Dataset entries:
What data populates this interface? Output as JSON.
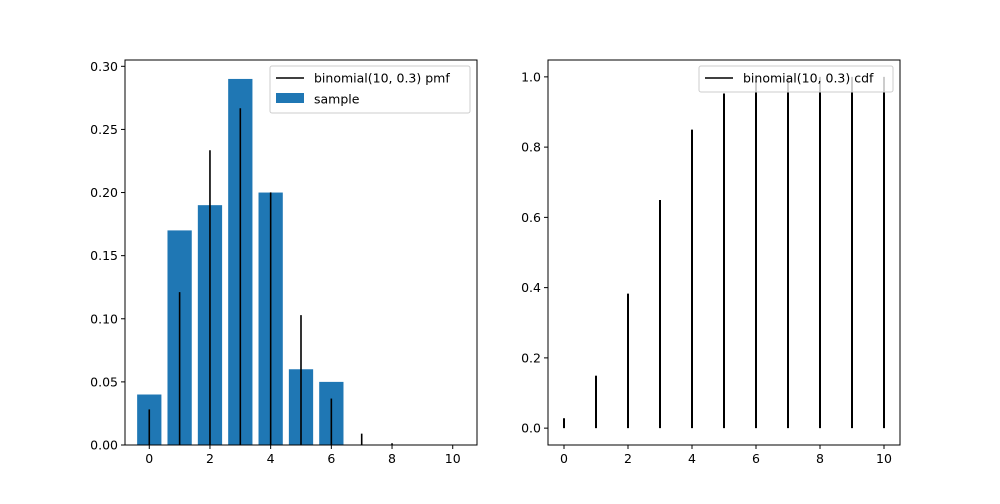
{
  "chart_data": [
    {
      "type": "bar",
      "x": [
        0,
        1,
        2,
        3,
        4,
        5,
        6,
        7,
        8,
        9,
        10
      ],
      "series": [
        {
          "name": "sample",
          "kind": "bar",
          "values": [
            0.04,
            0.17,
            0.19,
            0.29,
            0.2,
            0.06,
            0.05,
            0.0,
            0.0,
            0.0,
            0.0
          ]
        },
        {
          "name": "binomial(10, 0.3) pmf",
          "kind": "vlines",
          "values": [
            0.0282,
            0.1211,
            0.2335,
            0.2668,
            0.2001,
            0.1029,
            0.0368,
            0.009,
            0.0014,
            0.0001,
            0.0
          ]
        }
      ],
      "xlim": [
        -0.8,
        10.8
      ],
      "ylim": [
        0,
        0.305
      ],
      "xticks": [
        "0",
        "2",
        "4",
        "6",
        "8",
        "10"
      ],
      "yticks": [
        "0.00",
        "0.05",
        "0.10",
        "0.15",
        "0.20",
        "0.25",
        "0.30"
      ],
      "xtick_values": [
        0,
        2,
        4,
        6,
        8,
        10
      ],
      "ytick_values": [
        0,
        0.05,
        0.1,
        0.15,
        0.2,
        0.25,
        0.3
      ],
      "legend": [
        "binomial(10, 0.3) pmf",
        "sample"
      ],
      "legend_loc": "upper right",
      "bar_color": "#1f77b4",
      "line_color": "#000000",
      "grid": false
    },
    {
      "type": "line",
      "x": [
        0,
        1,
        2,
        3,
        4,
        5,
        6,
        7,
        8,
        9,
        10
      ],
      "series": [
        {
          "name": "binomial(10, 0.3) cdf",
          "kind": "vlines",
          "values": [
            0.0282,
            0.1493,
            0.3828,
            0.6496,
            0.8497,
            0.9527,
            0.9894,
            0.9984,
            0.9999,
            1.0,
            1.0
          ]
        }
      ],
      "xlim": [
        -0.5,
        10.5
      ],
      "ylim": [
        -0.048,
        1.048
      ],
      "xticks": [
        "0",
        "2",
        "4",
        "6",
        "8",
        "10"
      ],
      "yticks": [
        "0.0",
        "0.2",
        "0.4",
        "0.6",
        "0.8",
        "1.0"
      ],
      "xtick_values": [
        0,
        2,
        4,
        6,
        8,
        10
      ],
      "ytick_values": [
        0,
        0.2,
        0.4,
        0.6,
        0.8,
        1.0
      ],
      "legend": [
        "binomial(10, 0.3) cdf"
      ],
      "legend_loc": "upper right",
      "line_color": "#000000",
      "grid": false
    }
  ]
}
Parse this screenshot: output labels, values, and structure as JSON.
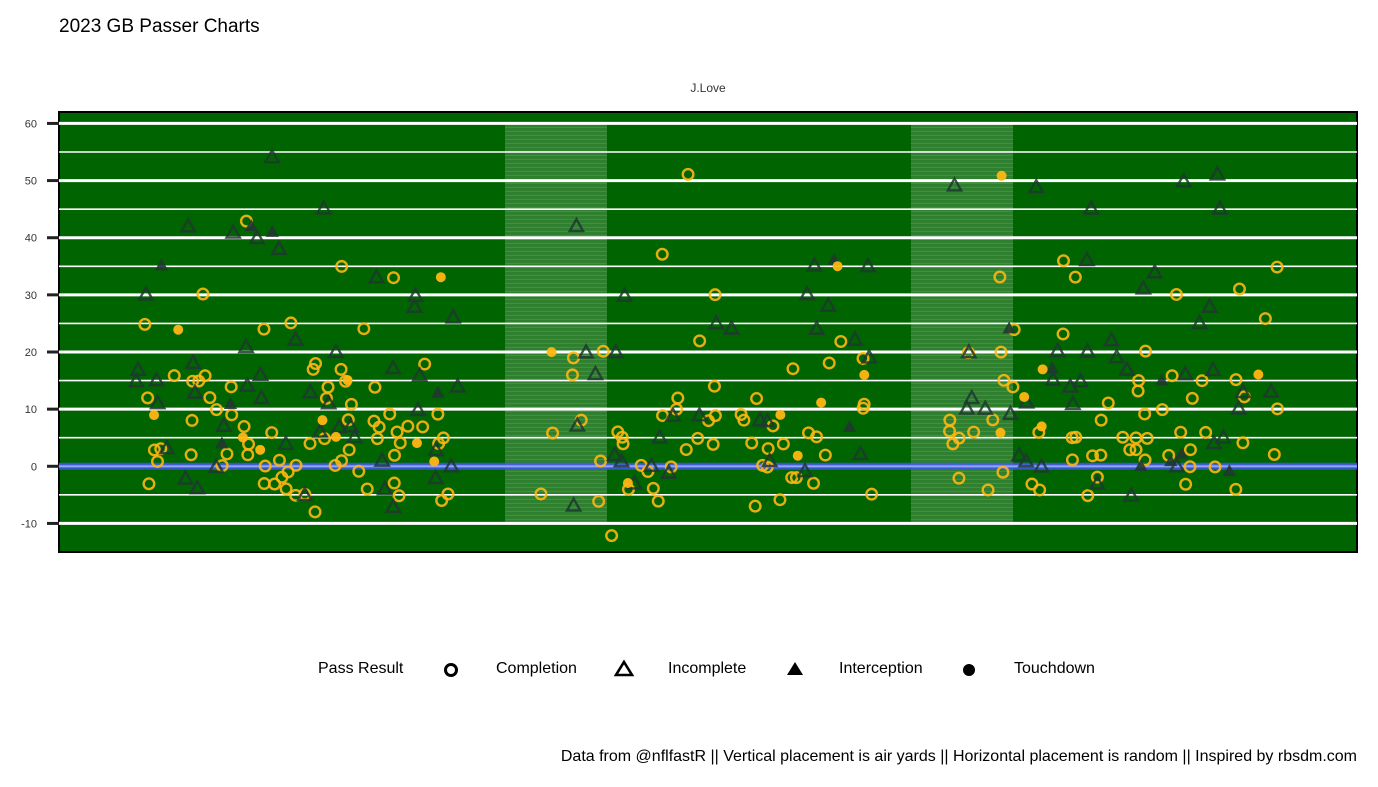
{
  "title": "2023 GB Passer Charts",
  "caption": "Data from @nflfastR || Vertical placement is air yards || Horizontal placement is random || Inspired by rbsdm.com",
  "colors": {
    "field": "#006400",
    "yard_line": "#ffffff",
    "line_of_scrimmage": "#4055f0",
    "completion": "#ffb612",
    "incomplete": "#203731",
    "interception": "#203731",
    "touchdown": "#ffb612",
    "legend_key": "#000000"
  },
  "legend": {
    "title": "Pass Result",
    "items": [
      {
        "label": "Completion",
        "icon": "circle-outline-icon"
      },
      {
        "label": "Incomplete",
        "icon": "triangle-outline-icon"
      },
      {
        "label": "Interception",
        "icon": "triangle-filled-icon"
      },
      {
        "label": "Touchdown",
        "icon": "circle-filled-icon"
      }
    ]
  },
  "chart_data": {
    "type": "scatter",
    "facet_label": "J.Love",
    "title": "2023 GB Passer Charts",
    "xlabel": "",
    "ylabel": "",
    "ylim": [
      -15,
      62
    ],
    "yticks": [
      60,
      50,
      40,
      30,
      20,
      10,
      0,
      -10
    ],
    "grid": true,
    "legend_position": "bottom",
    "x_note": "horizontal placement is random",
    "series": [
      {
        "name": "Completion",
        "y": [
          35,
          33,
          31,
          22,
          18,
          15,
          14,
          12,
          11,
          10,
          9,
          8,
          8,
          7,
          6,
          5,
          5,
          4,
          4,
          3,
          3,
          2,
          2,
          1,
          0,
          -1,
          -3,
          -3,
          -5,
          -6,
          -7,
          -8,
          20,
          20,
          15,
          12,
          9,
          7,
          5,
          3,
          1,
          0,
          -1,
          -2,
          36,
          30,
          25,
          16,
          12,
          10,
          9,
          8,
          6,
          4,
          2,
          1,
          0,
          -2,
          -3,
          -5,
          -12,
          35,
          33,
          30,
          24,
          18,
          16,
          10,
          9,
          7,
          6,
          5,
          3,
          2,
          0,
          -1,
          -4,
          -5,
          -6,
          22,
          16,
          10,
          8,
          6,
          5,
          1,
          0,
          -3,
          -5,
          26,
          24,
          17,
          15,
          14,
          12,
          9,
          7,
          5,
          4,
          2,
          0,
          -1,
          -4,
          51,
          33,
          20,
          19,
          15,
          14,
          12,
          11,
          10,
          8,
          6,
          5,
          4,
          3,
          -3,
          -4,
          23,
          19,
          17,
          16,
          15,
          14,
          13,
          8,
          6,
          5,
          4,
          2,
          -3,
          -4,
          30,
          18,
          15,
          9,
          6,
          5,
          4,
          3,
          1,
          0,
          -2,
          -4,
          -6,
          43,
          25,
          11,
          8,
          6,
          5,
          5,
          4,
          3,
          2,
          1,
          0,
          -4,
          -5,
          24,
          20,
          17,
          14,
          12,
          9,
          8,
          7,
          6,
          5,
          4,
          3,
          2,
          0,
          -2,
          -4,
          -5,
          -6,
          37,
          15,
          12,
          8,
          6,
          4,
          2,
          0,
          -2,
          -3,
          -5
        ]
      },
      {
        "name": "Incomplete",
        "y": [
          51,
          49,
          45,
          42,
          38,
          35,
          33,
          31,
          30,
          28,
          26,
          25,
          24,
          24,
          22,
          21,
          20,
          20,
          20,
          19,
          17,
          17,
          17,
          16,
          15,
          15,
          14,
          13,
          12,
          11,
          11,
          10,
          10,
          9,
          7,
          5,
          3,
          2,
          1,
          0,
          -1,
          -4,
          -5,
          -7,
          54,
          45,
          36,
          34,
          30,
          25,
          20,
          16,
          14,
          13,
          10,
          9,
          7,
          5,
          1,
          0,
          -3,
          -4,
          -7,
          50,
          49,
          45,
          40,
          30,
          22,
          19,
          16,
          13,
          11,
          8,
          4,
          2,
          0,
          -5,
          41,
          35,
          30,
          28,
          28,
          22,
          20,
          20,
          18,
          15,
          15,
          14,
          13,
          12,
          11,
          10,
          8,
          7,
          6,
          4,
          2,
          1,
          0,
          -1,
          -2,
          -3,
          42,
          17,
          16,
          9,
          7,
          5,
          3,
          1,
          0,
          -2
        ]
      },
      {
        "name": "Interception",
        "y": [
          35,
          24,
          15,
          36,
          17,
          42,
          41,
          13,
          11,
          7,
          4,
          2,
          1,
          0,
          -1
        ]
      },
      {
        "name": "Touchdown",
        "y": [
          35,
          24,
          16,
          11,
          6,
          5,
          2,
          1,
          51,
          33,
          15,
          9,
          8,
          5,
          -3,
          16,
          9,
          20,
          17,
          12,
          7,
          4,
          3
        ]
      }
    ]
  }
}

**What you have to do:** Scan the material line by line and report each one that contains "title".

**Complete answer:**
  "title": "2023 GB Passer Charts",
    "title": "Pass Result",
    "title": "2023 GB Passer Charts",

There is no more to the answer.